-- START INFORMATION SHOWN --

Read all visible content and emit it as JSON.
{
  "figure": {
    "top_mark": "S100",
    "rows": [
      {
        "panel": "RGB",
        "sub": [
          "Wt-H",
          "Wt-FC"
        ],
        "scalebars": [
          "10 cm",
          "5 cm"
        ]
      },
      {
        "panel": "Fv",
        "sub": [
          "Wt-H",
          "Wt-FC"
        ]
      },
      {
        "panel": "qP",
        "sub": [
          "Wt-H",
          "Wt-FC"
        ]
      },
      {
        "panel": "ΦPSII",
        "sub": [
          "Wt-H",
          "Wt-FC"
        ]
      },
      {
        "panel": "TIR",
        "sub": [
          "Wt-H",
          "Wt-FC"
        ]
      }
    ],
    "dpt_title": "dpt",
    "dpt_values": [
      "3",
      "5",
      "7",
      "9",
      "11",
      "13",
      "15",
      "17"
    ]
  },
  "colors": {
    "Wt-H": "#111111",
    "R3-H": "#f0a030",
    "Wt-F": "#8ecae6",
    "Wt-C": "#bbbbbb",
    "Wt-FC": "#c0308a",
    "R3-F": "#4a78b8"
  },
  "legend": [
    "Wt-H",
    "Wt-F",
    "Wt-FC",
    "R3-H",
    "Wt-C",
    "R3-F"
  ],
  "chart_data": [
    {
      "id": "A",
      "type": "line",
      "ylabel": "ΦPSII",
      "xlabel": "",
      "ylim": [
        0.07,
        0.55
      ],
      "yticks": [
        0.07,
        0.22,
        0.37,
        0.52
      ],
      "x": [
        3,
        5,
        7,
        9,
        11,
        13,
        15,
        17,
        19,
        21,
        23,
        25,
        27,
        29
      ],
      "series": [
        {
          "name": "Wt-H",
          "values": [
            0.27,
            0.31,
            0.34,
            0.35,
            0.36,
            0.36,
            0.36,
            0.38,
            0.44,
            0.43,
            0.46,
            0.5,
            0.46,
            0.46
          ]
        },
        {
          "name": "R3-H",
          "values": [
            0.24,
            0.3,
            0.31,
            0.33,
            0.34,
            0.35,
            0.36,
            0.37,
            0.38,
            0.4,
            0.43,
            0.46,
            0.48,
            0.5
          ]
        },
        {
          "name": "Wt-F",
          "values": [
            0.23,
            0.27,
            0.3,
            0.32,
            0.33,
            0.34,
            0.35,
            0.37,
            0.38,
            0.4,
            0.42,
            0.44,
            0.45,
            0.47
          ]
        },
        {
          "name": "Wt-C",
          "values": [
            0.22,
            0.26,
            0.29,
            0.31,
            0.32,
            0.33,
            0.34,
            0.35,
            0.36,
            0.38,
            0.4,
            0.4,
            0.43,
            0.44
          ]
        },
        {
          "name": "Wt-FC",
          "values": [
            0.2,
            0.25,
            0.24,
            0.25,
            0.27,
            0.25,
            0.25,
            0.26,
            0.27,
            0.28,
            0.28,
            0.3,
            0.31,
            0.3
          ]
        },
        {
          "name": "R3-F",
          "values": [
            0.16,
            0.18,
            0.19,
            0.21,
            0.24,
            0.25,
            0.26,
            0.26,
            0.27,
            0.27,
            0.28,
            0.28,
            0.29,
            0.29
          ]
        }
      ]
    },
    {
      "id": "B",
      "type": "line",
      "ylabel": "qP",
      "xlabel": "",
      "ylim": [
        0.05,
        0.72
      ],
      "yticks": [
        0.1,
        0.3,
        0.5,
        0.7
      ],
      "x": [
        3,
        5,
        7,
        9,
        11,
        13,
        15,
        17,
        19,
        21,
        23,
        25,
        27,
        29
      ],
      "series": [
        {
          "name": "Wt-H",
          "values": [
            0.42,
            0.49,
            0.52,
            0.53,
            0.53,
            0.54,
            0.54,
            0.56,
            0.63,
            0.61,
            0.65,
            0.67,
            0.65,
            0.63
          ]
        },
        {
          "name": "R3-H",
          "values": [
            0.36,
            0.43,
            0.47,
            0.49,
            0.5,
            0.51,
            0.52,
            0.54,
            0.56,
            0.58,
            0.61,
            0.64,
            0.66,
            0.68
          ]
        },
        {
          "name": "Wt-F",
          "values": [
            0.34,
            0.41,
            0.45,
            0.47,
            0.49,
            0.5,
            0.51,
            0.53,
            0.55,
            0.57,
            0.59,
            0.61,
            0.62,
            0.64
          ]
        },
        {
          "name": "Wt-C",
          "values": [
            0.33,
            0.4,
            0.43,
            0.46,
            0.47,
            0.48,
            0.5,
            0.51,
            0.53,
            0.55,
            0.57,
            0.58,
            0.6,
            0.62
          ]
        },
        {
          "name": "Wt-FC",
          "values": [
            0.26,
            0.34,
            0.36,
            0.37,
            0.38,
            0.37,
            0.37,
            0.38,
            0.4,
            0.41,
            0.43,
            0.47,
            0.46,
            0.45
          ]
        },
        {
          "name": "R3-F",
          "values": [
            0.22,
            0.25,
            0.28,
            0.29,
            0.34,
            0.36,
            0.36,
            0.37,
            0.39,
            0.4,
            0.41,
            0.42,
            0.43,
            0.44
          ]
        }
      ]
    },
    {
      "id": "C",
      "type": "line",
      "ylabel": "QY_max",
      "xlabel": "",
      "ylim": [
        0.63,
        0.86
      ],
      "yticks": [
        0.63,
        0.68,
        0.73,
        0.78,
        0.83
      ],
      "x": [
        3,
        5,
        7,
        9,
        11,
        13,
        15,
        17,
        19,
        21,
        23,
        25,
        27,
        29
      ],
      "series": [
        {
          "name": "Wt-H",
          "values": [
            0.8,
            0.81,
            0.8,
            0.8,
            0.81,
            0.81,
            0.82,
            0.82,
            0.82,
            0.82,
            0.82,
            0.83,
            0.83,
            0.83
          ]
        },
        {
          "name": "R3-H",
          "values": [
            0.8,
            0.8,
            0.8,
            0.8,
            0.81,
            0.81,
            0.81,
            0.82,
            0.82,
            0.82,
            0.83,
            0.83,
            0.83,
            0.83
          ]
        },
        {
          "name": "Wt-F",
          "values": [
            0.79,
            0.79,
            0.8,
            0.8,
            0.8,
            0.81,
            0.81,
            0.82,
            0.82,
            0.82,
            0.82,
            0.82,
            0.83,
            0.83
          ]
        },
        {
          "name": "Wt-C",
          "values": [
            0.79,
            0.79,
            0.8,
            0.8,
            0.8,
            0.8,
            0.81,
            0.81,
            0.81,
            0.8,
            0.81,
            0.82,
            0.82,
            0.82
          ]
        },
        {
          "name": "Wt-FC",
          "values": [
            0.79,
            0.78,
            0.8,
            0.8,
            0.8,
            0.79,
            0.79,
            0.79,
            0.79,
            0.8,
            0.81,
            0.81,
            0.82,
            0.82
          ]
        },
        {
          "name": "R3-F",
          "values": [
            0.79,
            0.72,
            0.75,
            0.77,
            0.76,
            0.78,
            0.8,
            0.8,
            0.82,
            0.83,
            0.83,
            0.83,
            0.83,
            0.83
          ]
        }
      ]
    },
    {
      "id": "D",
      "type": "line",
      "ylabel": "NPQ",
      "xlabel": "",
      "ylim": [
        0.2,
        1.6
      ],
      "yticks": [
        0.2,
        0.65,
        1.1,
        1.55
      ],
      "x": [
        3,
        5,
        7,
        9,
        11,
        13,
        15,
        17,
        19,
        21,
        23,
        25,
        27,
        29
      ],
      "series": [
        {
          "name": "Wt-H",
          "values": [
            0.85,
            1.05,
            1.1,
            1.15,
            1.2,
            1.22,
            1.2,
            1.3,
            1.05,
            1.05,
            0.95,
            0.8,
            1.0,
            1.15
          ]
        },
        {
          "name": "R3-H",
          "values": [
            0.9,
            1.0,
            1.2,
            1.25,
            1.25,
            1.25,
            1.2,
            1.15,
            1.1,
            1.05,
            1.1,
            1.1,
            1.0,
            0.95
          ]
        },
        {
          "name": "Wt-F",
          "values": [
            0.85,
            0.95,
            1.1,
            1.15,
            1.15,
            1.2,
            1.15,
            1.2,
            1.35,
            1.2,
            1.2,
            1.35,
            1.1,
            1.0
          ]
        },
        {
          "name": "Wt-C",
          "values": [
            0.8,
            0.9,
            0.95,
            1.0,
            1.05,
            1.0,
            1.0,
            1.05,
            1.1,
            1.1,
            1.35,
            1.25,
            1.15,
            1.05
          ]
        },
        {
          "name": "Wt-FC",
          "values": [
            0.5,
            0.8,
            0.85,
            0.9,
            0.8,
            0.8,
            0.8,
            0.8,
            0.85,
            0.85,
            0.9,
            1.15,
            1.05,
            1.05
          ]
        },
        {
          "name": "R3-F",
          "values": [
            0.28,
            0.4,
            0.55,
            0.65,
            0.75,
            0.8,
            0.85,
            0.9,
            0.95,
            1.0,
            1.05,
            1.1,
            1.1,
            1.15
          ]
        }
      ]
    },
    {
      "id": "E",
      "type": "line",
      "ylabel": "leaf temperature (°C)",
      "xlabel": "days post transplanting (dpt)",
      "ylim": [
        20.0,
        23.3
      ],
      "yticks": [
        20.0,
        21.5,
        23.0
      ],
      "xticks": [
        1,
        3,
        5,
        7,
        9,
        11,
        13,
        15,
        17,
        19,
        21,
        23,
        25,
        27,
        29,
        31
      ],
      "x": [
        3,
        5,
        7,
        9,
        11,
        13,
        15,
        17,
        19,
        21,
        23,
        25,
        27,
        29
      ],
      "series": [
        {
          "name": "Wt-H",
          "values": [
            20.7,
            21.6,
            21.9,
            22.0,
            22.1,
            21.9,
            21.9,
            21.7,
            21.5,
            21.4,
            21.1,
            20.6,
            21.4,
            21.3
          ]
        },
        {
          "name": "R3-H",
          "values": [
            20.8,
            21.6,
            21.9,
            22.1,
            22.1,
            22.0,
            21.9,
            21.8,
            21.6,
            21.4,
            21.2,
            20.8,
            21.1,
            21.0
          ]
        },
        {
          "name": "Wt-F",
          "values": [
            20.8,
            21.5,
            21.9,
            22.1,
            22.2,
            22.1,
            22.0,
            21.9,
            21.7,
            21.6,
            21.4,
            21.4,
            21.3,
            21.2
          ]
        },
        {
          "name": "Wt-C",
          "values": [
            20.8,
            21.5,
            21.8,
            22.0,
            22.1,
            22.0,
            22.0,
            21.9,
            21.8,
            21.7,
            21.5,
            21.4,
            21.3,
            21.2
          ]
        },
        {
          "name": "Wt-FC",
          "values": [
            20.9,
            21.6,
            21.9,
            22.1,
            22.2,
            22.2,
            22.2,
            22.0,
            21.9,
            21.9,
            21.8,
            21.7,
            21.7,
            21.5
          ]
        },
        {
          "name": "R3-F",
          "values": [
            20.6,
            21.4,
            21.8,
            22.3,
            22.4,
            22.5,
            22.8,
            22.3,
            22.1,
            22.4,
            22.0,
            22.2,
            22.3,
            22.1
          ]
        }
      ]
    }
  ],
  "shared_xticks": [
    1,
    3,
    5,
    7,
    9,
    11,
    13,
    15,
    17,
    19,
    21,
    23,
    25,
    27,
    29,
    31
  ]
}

-- END INFORMATION SHOWN --

### PROBLEM DETAILS
In the entries above, find every line with the word "panel" and list it.

### SOLUTION FOR THIS PROBLEM
        "panel": "RGB",
        "panel": "Fv",
        "panel": "qP",
        "panel": "ΦPSII",
        "panel": "TIR",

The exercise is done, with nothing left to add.